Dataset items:
+++
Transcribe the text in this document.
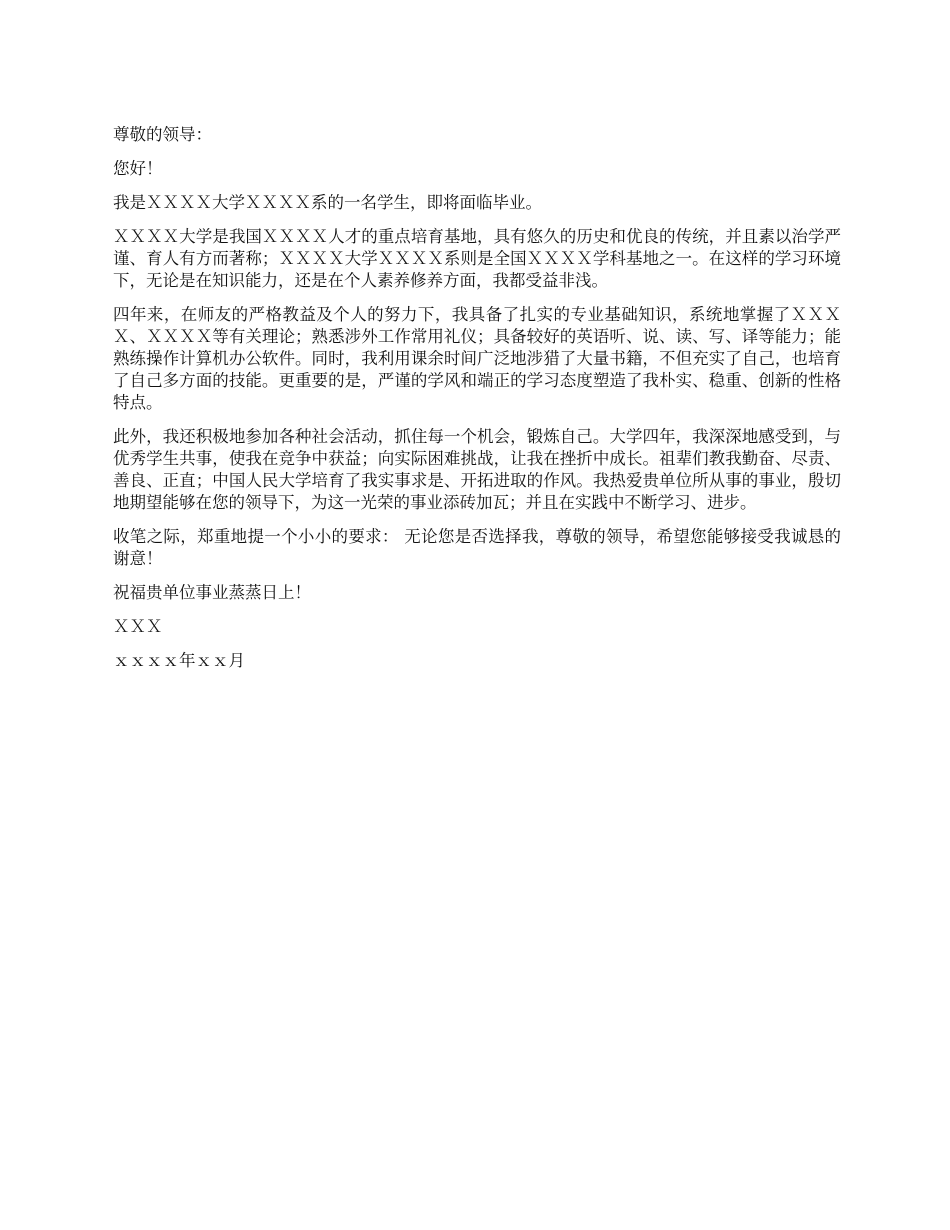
尊敬的领导：

您好！

我是ＸＸＸＸ大学ＸＸＸＸ系的一名学生，即将面临毕业。

ＸＸＸＸ大学是我国ＸＸＸＸ人才的重点培育基地，具有悠久的历史和优良的传统，并且素以治学严谨、育人有方而著称；ＸＸＸＸ大学ＸＸＸＸ系则是全国ＸＸＸＸ学科基地之一。在这样的学习环境下，无论是在知识能力，还是在个人素养修养方面，我都受益非浅。

四年来，在师友的严格教益及个人的努力下，我具备了扎实的专业基础知识，系统地掌握了ＸＸＸＸ、ＸＸＸＸ等有关理论；熟悉涉外工作常用礼仪；具备较好的英语听、说、读、写、译等能力；能熟练操作计算机办公软件。同时，我利用课余时间广泛地涉猎了大量书籍，不但充实了自己，也培育了自己多方面的技能。更重要的是，严谨的学风和端正的学习态度塑造了我朴实、稳重、创新的性格特点。

此外，我还积极地参加各种社会活动，抓住每一个机会，锻炼自己。大学四年，我深深地感受到，与优秀学生共事，使我在竞争中获益；向实际困难挑战，让我在挫折中成长。祖辈们教我勤奋、尽责、善良、正直；中国人民大学培育了我实事求是、开拓进取的作风。我热爱贵单位所从事的事业，殷切地期望能够在您的领导下，为这一光荣的事业添砖加瓦；并且在实践中不断学习、进步。

收笔之际，郑重地提一个小小的要求： 无论您是否选择我，尊敬的领导，希望您能够接受我诚恳的谢意！

祝福贵单位事业蒸蒸日上！

ＸＸＸ

ｘｘｘｘ年ｘｘ月
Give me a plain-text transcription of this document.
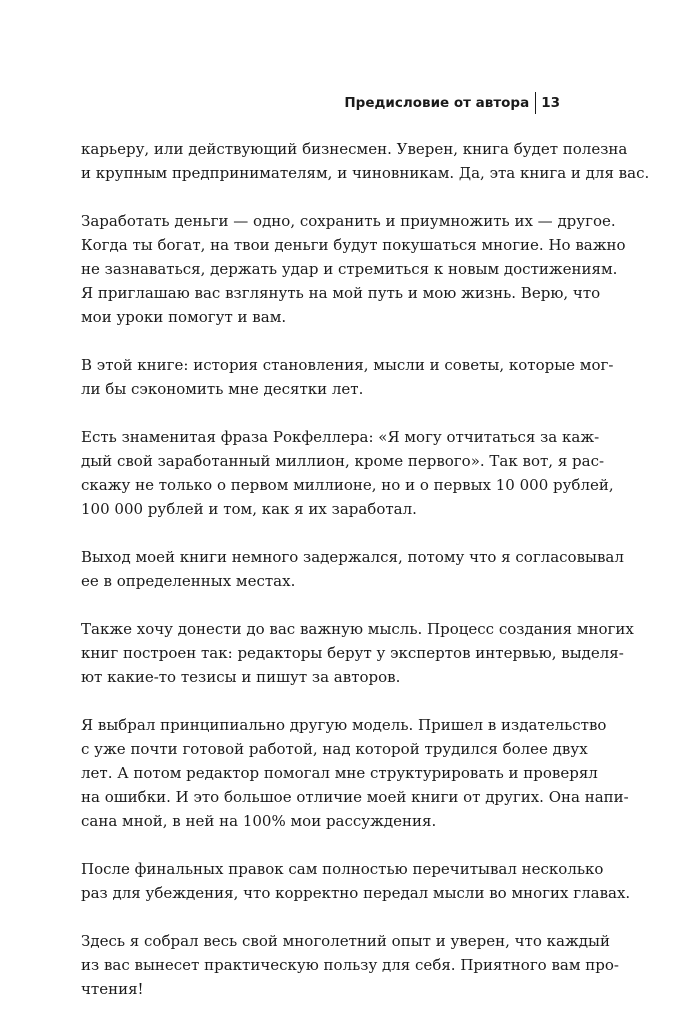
Предисловие от автора 13
карьеру, или действующий бизнесмен. Уверен, книга будет полезна
и крупным предпринимателям, и чиновникам. Да, эта книга и для вас.
Заработать деньги — одно, сохранить и приумножить их — другое.
Когда ты богат, на твои деньги будут покушаться многие. Но важно
не зазнаваться, держать удар и стремиться к новым достижениям.
Я приглашаю вас взглянуть на мой путь и мою жизнь. Верю, что
мои уроки помогут и вам.
В этой книге: история становления, мысли и советы, которые мог-
ли бы сэкономить мне десятки лет.
Есть знаменитая фраза Рокфеллера: «Я могу отчитаться за каж-
дый свой заработанный миллион, кроме первого». Так вот, я рас-
скажу не только о первом миллионе, но и о первых 10 000 рублей,
100 000 рублей и том, как я их заработал.
Выход моей книги немного задержался, потому что я согласовывал
ее в определенных местах.
Также хочу донести до вас важную мысль. Процесс создания многих
книг построен так: редакторы берут у экспертов интервью, выделя-
ют какие-то тезисы и пишут за авторов.
Я выбрал принципиально другую модель. Пришел в издательство
с уже почти готовой работой, над которой трудился более двух
лет. А потом редактор помогал мне структурировать и проверял
на ошибки. И это большое отличие моей книги от других. Она напи-
сана мной, в ней на 100% мои рассуждения.
После финальных правок сам полностью перечитывал несколько
раз для убеждения, что корректно передал мысли во многих главах.
Здесь я собрал весь свой многолетний опыт и уверен, что каждый
из вас вынесет практическую пользу для себя. Приятного вам про-
чтения!
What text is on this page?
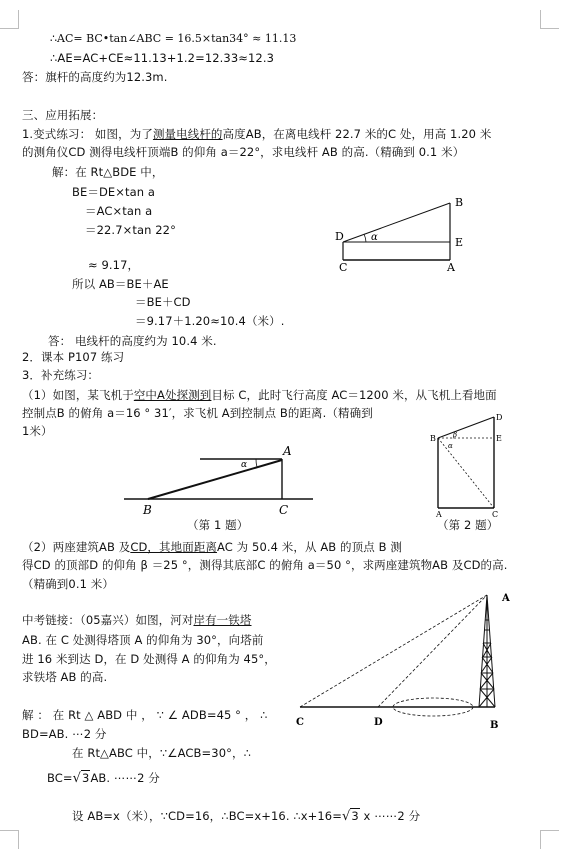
∴AC= BC•tan∠ABC = 16.5×tan34° ≈ 11.13
∴AE=AC+CE≈11.13+1.2=12.33≈12.3
答：旗杆的高度约为12.3m.
三、应用拓展：
1.变式练习： 如图，为了测量电线杆的高度AB，在离电线杆 22.7 米的C 处，用高 1.20 米
的测角仪CD 测得电线杆顶端B 的仰角 a＝22°，求电线杆 AB 的高.（精确到 0.1 米）
解：在 Rt△BDE 中，
BE＝DE×tan a
＝AC×tan a
＝22.7×tan 22°
≈ 9.17，
所以 AB＝BE＋AE
＝BE＋CD
＝9.17＋1.20≈10.4（米）.
答： 电线杆的高度约为 10.4 米.
B
E
D	α
C	A
2．课本 P107 练习
3．补充练习：
（1）如图，某飞机于空中A处探测到目标 C，此时飞行高度 AC＝1200 米，从飞机上看地面
控制点B 的俯角 a＝16 ° 31′，求飞机 A到控制点 B的距离.（精确到
1米）
A
α
B	C
（第 1 题）
B
D
E
β
α
A	C
（第 2 题）
（2）两座建筑AB 及CD，其地面距离AC 为 50.4 米，从 AB 的顶点 B 测
得CD 的顶部D 的仰角 β ＝25 °，测得其底部C 的俯角 a＝50 °，求两座建筑物AB 及CD的高.
（精确到0.1 米）
中考链接：（05嘉兴）如图，河对岸有一铁塔
AB. 在 C 处测得塔顶 A 的仰角为 30°，向塔前
进 16 米到达 D，在 D 处测得 A 的仰角为 45°，
求铁塔 AB 的高.
A
C	D	B
解 ： 在 Rt △ ABD 中 ， ∵ ∠ ADB=45 ° ， ∴
BD=AB. ⋯2 分
在 Rt△ABC 中，∵∠ACB=30°，∴
BC=√3AB. ⋯⋯2 分
设 AB=x（米），∵CD=16，∴BC=x+16. ∴x+16=√3 x ⋯⋯2 分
+++
Every line of text is to be repeated exactly; pictures are left out.

Transcribe the text in this document.
尊敬的领导：

您好！

我是ＸＸＸＸ大学ＸＸＸＸ系的一名学生，即将面临毕业。

ＸＸＸＸ大学是我国ＸＸＸＸ人才的重点培育基地，具有悠久的历史和优良的传统，并且素以治学严谨、育人有方而著称；ＸＸＸＸ大学ＸＸＸＸ系则是全国ＸＸＸＸ学科基地之一。在这样的学习环境下，无论是在知识能力，还是在个人素养修养方面，我都受益非浅。

四年来，在师友的严格教益及个人的努力下，我具备了扎实的专业基础知识，系统地掌握了ＸＸＸＸ、ＸＸＸＸ等有关理论；熟悉涉外工作常用礼仪；具备较好的英语听、说、读、写、译等能力；能熟练操作计算机办公软件。同时，我利用课余时间广泛地涉猎了大量书籍，不但充实了自己，也培育了自己多方面的技能。更重要的是，严谨的学风和端正的学习态度塑造了我朴实、稳重、创新的性格特点。

此外，我还积极地参加各种社会活动，抓住每一个机会，锻炼自己。大学四年，我深深地感受到，与优秀学生共事，使我在竞争中获益；向实际困难挑战，让我在挫折中成长。祖辈们教我勤奋、尽责、善良、正直；中国人民大学培育了我实事求是、开拓进取的作风。我热爱贵单位所从事的事业，殷切地期望能够在您的领导下，为这一光荣的事业添砖加瓦；并且在实践中不断学习、进步。

收笔之际，郑重地提一个小小的要求： 无论您是否选择我，尊敬的领导，希望您能够接受我诚恳的谢意！

祝福贵单位事业蒸蒸日上！

ＸＸＸ

ｘｘｘｘ年ｘｘ月
Give me a plain-text transcription of this document.
Предисловие от автора 13
карьеру, или действующий бизнесмен. Уверен, книга будет полезна
и крупным предпринимателям, и чиновникам. Да, эта книга и для вас.
Заработать деньги — одно, сохранить и приумножить их — другое.
Когда ты богат, на твои деньги будут покушаться многие. Но важно
не зазнаваться, держать удар и стремиться к новым достижениям.
Я приглашаю вас взглянуть на мой путь и мою жизнь. Верю, что
мои уроки помогут и вам.
В этой книге: история становления, мысли и советы, которые мог-
ли бы сэкономить мне десятки лет.
Есть знаменитая фраза Рокфеллера: «Я могу отчитаться за каж-
дый свой заработанный миллион, кроме первого». Так вот, я рас-
скажу не только о первом миллионе, но и о первых 10 000 рублей,
100 000 рублей и том, как я их заработал.
Выход моей книги немного задержался, потому что я согласовывал
ее в определенных местах.
Также хочу донести до вас важную мысль. Процесс создания многих
книг построен так: редакторы берут у экспертов интервью, выделя-
ют какие-то тезисы и пишут за авторов.
Я выбрал принципиально другую модель. Пришел в издательство
с уже почти готовой работой, над которой трудился более двух
лет. А потом редактор помогал мне структурировать и проверял
на ошибки. И это большое отличие моей книги от других. Она напи-
сана мной, в ней на 100% мои рассуждения.
После финальных правок сам полностью перечитывал несколько
раз для убеждения, что корректно передал мысли во многих главах.
Здесь я собрал весь свой многолетний опыт и уверен, что каждый
из вас вынесет практическую пользу для себя. Приятного вам про-
чтения!
What text is on this page?
∴AC= BC•tan∠ABC = 16.5×tan34° ≈ 11.13
∴AE=AC+CE≈11.13+1.2=12.33≈12.3
答：旗杆的高度约为12.3m.
三、应用拓展：
1.变式练习： 如图，为了测量电线杆的高度AB，在离电线杆 22.7 米的C 处，用高 1.20 米
的测角仪CD 测得电线杆顶端B 的仰角 a＝22°，求电线杆 AB 的高.（精确到 0.1 米）
解：在 Rt△BDE 中，
BE＝DE×tan a
＝AC×tan a
＝22.7×tan 22°
≈ 9.17，
所以 AB＝BE＋AE
＝BE＋CD
＝9.17＋1.20≈10.4（米）.
答： 电线杆的高度约为 10.4 米.
B
E
D	α
C	A
2．课本 P107 练习
3．补充练习：
（1）如图，某飞机于空中A处探测到目标 C，此时飞行高度 AC＝1200 米，从飞机上看地面
控制点B 的俯角 a＝16 ° 31′，求飞机 A到控制点 B的距离.（精确到
1米）
A
α
B	C
（第 1 题）
B
D
E
β
α
A	C
（第 2 题）
（2）两座建筑AB 及CD，其地面距离AC 为 50.4 米，从 AB 的顶点 B 测
得CD 的顶部D 的仰角 β ＝25 °，测得其底部C 的俯角 a＝50 °，求两座建筑物AB 及CD的高.
（精确到0.1 米）
中考链接：（05嘉兴）如图，河对岸有一铁塔
AB. 在 C 处测得塔顶 A 的仰角为 30°，向塔前
进 16 米到达 D，在 D 处测得 A 的仰角为 45°，
求铁塔 AB 的高.
A
C	D	B
解 ： 在 Rt △ ABD 中 ， ∵ ∠ ADB=45 ° ， ∴
BD=AB. ⋯2 分
在 Rt△ABC 中，∵∠ACB=30°，∴
BC=√3AB. ⋯⋯2 分
设 AB=x（米），∵CD=16，∴BC=x+16. ∴x+16=√3 x ⋯⋯2 分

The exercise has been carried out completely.